• [WHAT YOU HAVE TO DO]: Print the listing below in its entirety, character for character.

• [Records contained in a dataset]:
************

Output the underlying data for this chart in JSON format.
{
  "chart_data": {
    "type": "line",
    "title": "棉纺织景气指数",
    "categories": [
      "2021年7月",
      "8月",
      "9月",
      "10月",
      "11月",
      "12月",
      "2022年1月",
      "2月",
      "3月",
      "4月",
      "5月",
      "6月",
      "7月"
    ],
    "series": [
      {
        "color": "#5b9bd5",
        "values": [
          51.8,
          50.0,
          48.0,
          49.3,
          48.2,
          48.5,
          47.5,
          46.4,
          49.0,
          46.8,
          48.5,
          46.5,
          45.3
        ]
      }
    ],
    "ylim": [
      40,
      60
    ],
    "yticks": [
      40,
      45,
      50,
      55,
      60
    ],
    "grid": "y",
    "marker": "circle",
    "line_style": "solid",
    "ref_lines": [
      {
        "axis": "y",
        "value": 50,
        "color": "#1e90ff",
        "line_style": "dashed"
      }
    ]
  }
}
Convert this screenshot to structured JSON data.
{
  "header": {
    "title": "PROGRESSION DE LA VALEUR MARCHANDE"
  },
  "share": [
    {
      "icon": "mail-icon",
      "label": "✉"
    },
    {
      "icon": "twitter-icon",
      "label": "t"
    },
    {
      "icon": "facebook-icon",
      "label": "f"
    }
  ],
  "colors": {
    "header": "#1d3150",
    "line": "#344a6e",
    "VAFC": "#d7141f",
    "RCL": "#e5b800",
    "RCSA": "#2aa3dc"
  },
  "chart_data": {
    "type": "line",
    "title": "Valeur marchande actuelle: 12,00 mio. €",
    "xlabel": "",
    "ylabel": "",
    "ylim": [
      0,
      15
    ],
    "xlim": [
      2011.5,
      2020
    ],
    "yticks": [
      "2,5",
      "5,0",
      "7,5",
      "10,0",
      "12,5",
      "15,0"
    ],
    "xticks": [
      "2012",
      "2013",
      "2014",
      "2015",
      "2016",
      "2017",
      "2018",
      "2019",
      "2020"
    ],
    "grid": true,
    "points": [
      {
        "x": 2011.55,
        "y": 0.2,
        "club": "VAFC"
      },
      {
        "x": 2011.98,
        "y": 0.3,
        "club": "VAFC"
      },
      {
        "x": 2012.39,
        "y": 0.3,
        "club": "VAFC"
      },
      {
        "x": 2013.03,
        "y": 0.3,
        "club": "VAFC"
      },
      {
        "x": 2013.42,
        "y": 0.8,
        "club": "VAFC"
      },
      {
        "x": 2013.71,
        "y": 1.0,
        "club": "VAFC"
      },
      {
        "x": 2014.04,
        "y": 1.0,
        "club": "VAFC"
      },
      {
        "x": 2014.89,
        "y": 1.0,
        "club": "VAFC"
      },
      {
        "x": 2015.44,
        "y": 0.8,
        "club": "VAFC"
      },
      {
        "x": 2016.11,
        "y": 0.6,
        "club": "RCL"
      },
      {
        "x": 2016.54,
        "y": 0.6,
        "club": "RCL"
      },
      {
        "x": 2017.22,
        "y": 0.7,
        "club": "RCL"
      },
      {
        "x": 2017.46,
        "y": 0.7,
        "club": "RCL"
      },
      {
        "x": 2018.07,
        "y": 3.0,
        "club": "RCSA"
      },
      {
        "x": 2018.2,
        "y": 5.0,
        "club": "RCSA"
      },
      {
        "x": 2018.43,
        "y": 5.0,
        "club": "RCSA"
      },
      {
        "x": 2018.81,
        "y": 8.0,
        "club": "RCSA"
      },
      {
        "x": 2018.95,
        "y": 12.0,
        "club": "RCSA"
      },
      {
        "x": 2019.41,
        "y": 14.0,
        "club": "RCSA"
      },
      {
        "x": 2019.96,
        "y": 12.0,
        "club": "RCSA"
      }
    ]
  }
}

************

• [OUTPUT FOR THIS EXERCISE]:
Output the underlying data for this chart in JSON format.
{
  "chart_data": {
    "type": "line",
    "title": "棉纺织景气指数",
    "categories": [
      "2021年7月",
      "8月",
      "9月",
      "10月",
      "11月",
      "12月",
      "2022年1月",
      "2月",
      "3月",
      "4月",
      "5月",
      "6月",
      "7月"
    ],
    "series": [
      {
        "color": "#5b9bd5",
        "values": [
          51.8,
          50.0,
          48.0,
          49.3,
          48.2,
          48.5,
          47.5,
          46.4,
          49.0,
          46.8,
          48.5,
          46.5,
          45.3
        ]
      }
    ],
    "ylim": [
      40,
      60
    ],
    "yticks": [
      40,
      45,
      50,
      55,
      60
    ],
    "grid": "y",
    "marker": "circle",
    "line_style": "solid",
    "ref_lines": [
      {
        "axis": "y",
        "value": 50,
        "color": "#1e90ff",
        "line_style": "dashed"
      }
    ]
  }
}
Convert this screenshot to structured JSON data.
{
  "header": {
    "title": "PROGRESSION DE LA VALEUR MARCHANDE"
  },
  "share": [
    {
      "icon": "mail-icon",
      "label": "✉"
    },
    {
      "icon": "twitter-icon",
      "label": "t"
    },
    {
      "icon": "facebook-icon",
      "label": "f"
    }
  ],
  "colors": {
    "header": "#1d3150",
    "line": "#344a6e",
    "VAFC": "#d7141f",
    "RCL": "#e5b800",
    "RCSA": "#2aa3dc"
  },
  "chart_data": {
    "type": "line",
    "title": "Valeur marchande actuelle: 12,00 mio. €",
    "xlabel": "",
    "ylabel": "",
    "ylim": [
      0,
      15
    ],
    "xlim": [
      2011.5,
      2020
    ],
    "yticks": [
      "2,5",
      "5,0",
      "7,5",
      "10,0",
      "12,5",
      "15,0"
    ],
    "xticks": [
      "2012",
      "2013",
      "2014",
      "2015",
      "2016",
      "2017",
      "2018",
      "2019",
      "2020"
    ],
    "grid": true,
    "points": [
      {
        "x": 2011.55,
        "y": 0.2,
        "club": "VAFC"
      },
      {
        "x": 2011.98,
        "y": 0.3,
        "club": "VAFC"
      },
      {
        "x": 2012.39,
        "y": 0.3,
        "club": "VAFC"
      },
      {
        "x": 2013.03,
        "y": 0.3,
        "club": "VAFC"
      },
      {
        "x": 2013.42,
        "y": 0.8,
        "club": "VAFC"
      },
      {
        "x": 2013.71,
        "y": 1.0,
        "club": "VAFC"
      },
      {
        "x": 2014.04,
        "y": 1.0,
        "club": "VAFC"
      },
      {
        "x": 2014.89,
        "y": 1.0,
        "club": "VAFC"
      },
      {
        "x": 2015.44,
        "y": 0.8,
        "club": "VAFC"
      },
      {
        "x": 2016.11,
        "y": 0.6,
        "club": "RCL"
      },
      {
        "x": 2016.54,
        "y": 0.6,
        "club": "RCL"
      },
      {
        "x": 2017.22,
        "y": 0.7,
        "club": "RCL"
      },
      {
        "x": 2017.46,
        "y": 0.7,
        "club": "RCL"
      },
      {
        "x": 2018.07,
        "y": 3.0,
        "club": "RCSA"
      },
      {
        "x": 2018.2,
        "y": 5.0,
        "club": "RCSA"
      },
      {
        "x": 2018.43,
        "y": 5.0,
        "club": "RCSA"
      },
      {
        "x": 2018.81,
        "y": 8.0,
        "club": "RCSA"
      },
      {
        "x": 2018.95,
        "y": 12.0,
        "club": "RCSA"
      },
      {
        "x": 2019.41,
        "y": 14.0,
        "club": "RCSA"
      },
      {
        "x": 2019.96,
        "y": 12.0,
        "club": "RCSA"
      }
    ]
  }
}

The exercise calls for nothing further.